··· Source data

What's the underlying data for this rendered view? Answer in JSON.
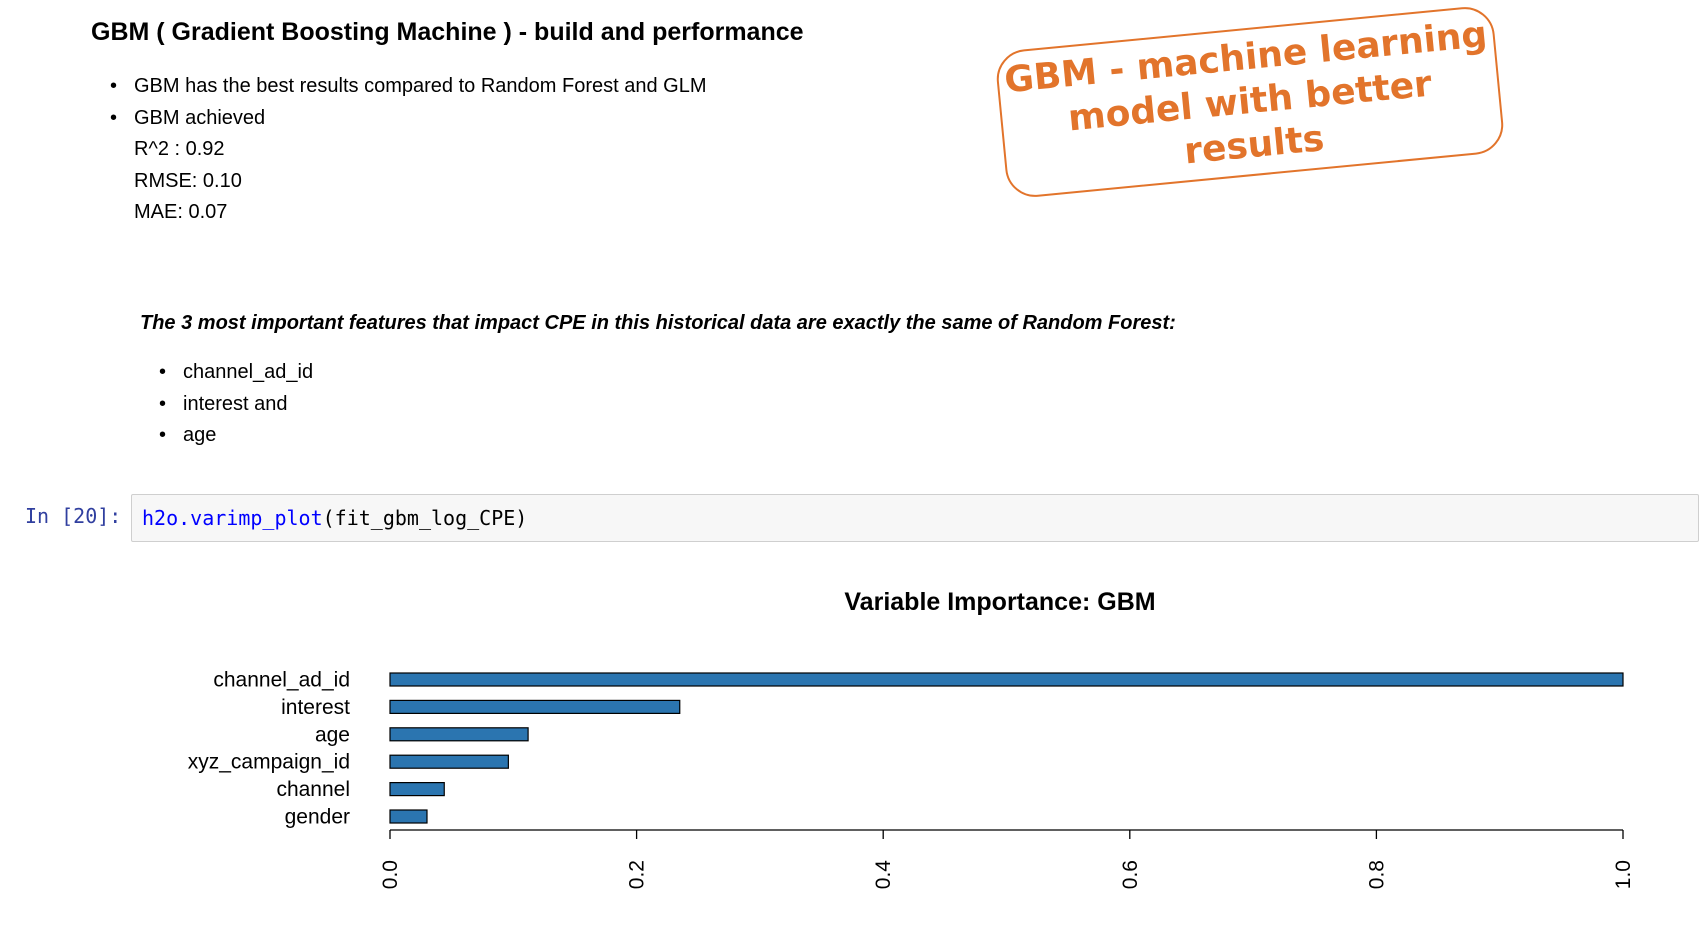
{
  "markdown": {
    "heading": "GBM ( Gradient Boosting Machine ) - build and performance",
    "bullets": [
      "GBM has the best results compared to Random Forest and GLM",
      "GBM achieved"
    ],
    "metrics": [
      "R^2 : 0.92",
      "RMSE: 0.10",
      "MAE: 0.07"
    ],
    "features_title": "The 3 most important features that impact CPE in this historical data are exactly the same of Random Forest:",
    "features": [
      "channel_ad_id",
      "interest and",
      "age"
    ]
  },
  "callout": {
    "line1": "GBM - machine learning",
    "line2": "model with better results",
    "color": "#e2742b"
  },
  "code_cell": {
    "prompt": "In [20]:",
    "function": "h2o.varimp_plot",
    "args": "(fit_gbm_log_CPE)"
  },
  "chart_data": {
    "type": "bar",
    "orientation": "horizontal",
    "title": "Variable Importance: GBM",
    "categories": [
      "channel_ad_id",
      "interest",
      "age",
      "xyz_campaign_id",
      "channel",
      "gender"
    ],
    "values": [
      1.0,
      0.235,
      0.112,
      0.096,
      0.044,
      0.03
    ],
    "xlim": [
      0,
      1.0
    ],
    "xticks": [
      "0.0",
      "0.2",
      "0.4",
      "0.6",
      "0.8",
      "1.0"
    ],
    "bar_color": "#2b75b0",
    "grid": false
  }
}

······

Every entry above is to be set down exactly; the pictures are to be left out.

What's the underlying data for this rendered view? Answer in JSON.
{
  "markdown": {
    "heading": "GBM ( Gradient Boosting Machine ) - build and performance",
    "bullets": [
      "GBM has the best results compared to Random Forest and GLM",
      "GBM achieved"
    ],
    "metrics": [
      "R^2 : 0.92",
      "RMSE: 0.10",
      "MAE: 0.07"
    ],
    "features_title": "The 3 most important features that impact CPE in this historical data are exactly the same of Random Forest:",
    "features": [
      "channel_ad_id",
      "interest and",
      "age"
    ]
  },
  "callout": {
    "line1": "GBM - machine learning",
    "line2": "model with better results",
    "color": "#e2742b"
  },
  "code_cell": {
    "prompt": "In [20]:",
    "function": "h2o.varimp_plot",
    "args": "(fit_gbm_log_CPE)"
  },
  "chart_data": {
    "type": "bar",
    "orientation": "horizontal",
    "title": "Variable Importance: GBM",
    "categories": [
      "channel_ad_id",
      "interest",
      "age",
      "xyz_campaign_id",
      "channel",
      "gender"
    ],
    "values": [
      1.0,
      0.235,
      0.112,
      0.096,
      0.044,
      0.03
    ],
    "xlim": [
      0,
      1.0
    ],
    "xticks": [
      "0.0",
      "0.2",
      "0.4",
      "0.6",
      "0.8",
      "1.0"
    ],
    "bar_color": "#2b75b0",
    "grid": false
  }
}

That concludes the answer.